Description of the task> All of the records listed below should be retyped exactly.

--------------------

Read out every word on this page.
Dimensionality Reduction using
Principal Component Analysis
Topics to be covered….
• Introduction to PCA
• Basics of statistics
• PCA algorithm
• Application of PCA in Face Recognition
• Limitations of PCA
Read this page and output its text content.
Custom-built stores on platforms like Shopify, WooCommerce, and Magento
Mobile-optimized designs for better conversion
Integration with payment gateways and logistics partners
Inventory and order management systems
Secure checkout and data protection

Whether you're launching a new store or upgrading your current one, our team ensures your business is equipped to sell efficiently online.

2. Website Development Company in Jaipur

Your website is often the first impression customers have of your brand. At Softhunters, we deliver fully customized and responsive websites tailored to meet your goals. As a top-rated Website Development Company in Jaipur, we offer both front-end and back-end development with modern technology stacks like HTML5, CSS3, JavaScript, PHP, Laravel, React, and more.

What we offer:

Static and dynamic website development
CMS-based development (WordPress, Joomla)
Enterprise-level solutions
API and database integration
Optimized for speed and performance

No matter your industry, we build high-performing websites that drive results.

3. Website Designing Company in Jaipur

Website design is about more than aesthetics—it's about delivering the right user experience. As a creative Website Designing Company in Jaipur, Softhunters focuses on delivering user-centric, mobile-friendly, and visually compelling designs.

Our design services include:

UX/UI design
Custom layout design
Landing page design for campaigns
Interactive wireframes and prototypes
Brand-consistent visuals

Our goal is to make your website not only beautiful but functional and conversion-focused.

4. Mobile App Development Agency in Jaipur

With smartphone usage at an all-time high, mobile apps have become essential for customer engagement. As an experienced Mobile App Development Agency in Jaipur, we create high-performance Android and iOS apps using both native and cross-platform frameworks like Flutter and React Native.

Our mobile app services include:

--------------------

Task response>
Read out every word on this page.
Dimensionality Reduction using
Principal Component Analysis
Topics to be covered….
• Introduction to PCA
• Basics of statistics
• PCA algorithm
• Application of PCA in Face Recognition
• Limitations of PCA
Read this page and output its text content.
Custom-built stores on platforms like Shopify, WooCommerce, and Magento
Mobile-optimized designs for better conversion
Integration with payment gateways and logistics partners
Inventory and order management systems
Secure checkout and data protection

Whether you're launching a new store or upgrading your current one, our team ensures your business is equipped to sell efficiently online.

2. Website Development Company in Jaipur

Your website is often the first impression customers have of your brand. At Softhunters, we deliver fully customized and responsive websites tailored to meet your goals. As a top-rated Website Development Company in Jaipur, we offer both front-end and back-end development with modern technology stacks like HTML5, CSS3, JavaScript, PHP, Laravel, React, and more.

What we offer:

Static and dynamic website development
CMS-based development (WordPress, Joomla)
Enterprise-level solutions
API and database integration
Optimized for speed and performance

No matter your industry, we build high-performing websites that drive results.

3. Website Designing Company in Jaipur

Website design is about more than aesthetics—it's about delivering the right user experience. As a creative Website Designing Company in Jaipur, Softhunters focuses on delivering user-centric, mobile-friendly, and visually compelling designs.

Our design services include:

UX/UI design
Custom layout design
Landing page design for campaigns
Interactive wireframes and prototypes
Brand-consistent visuals

Our goal is to make your website not only beautiful but functional and conversion-focused.

4. Mobile App Development Agency in Jaipur

With smartphone usage at an all-time high, mobile apps have become essential for customer engagement. As an experienced Mobile App Development Agency in Jaipur, we create high-performance Android and iOS apps using both native and cross-platform frameworks like Flutter and React Native.

Our mobile app services include:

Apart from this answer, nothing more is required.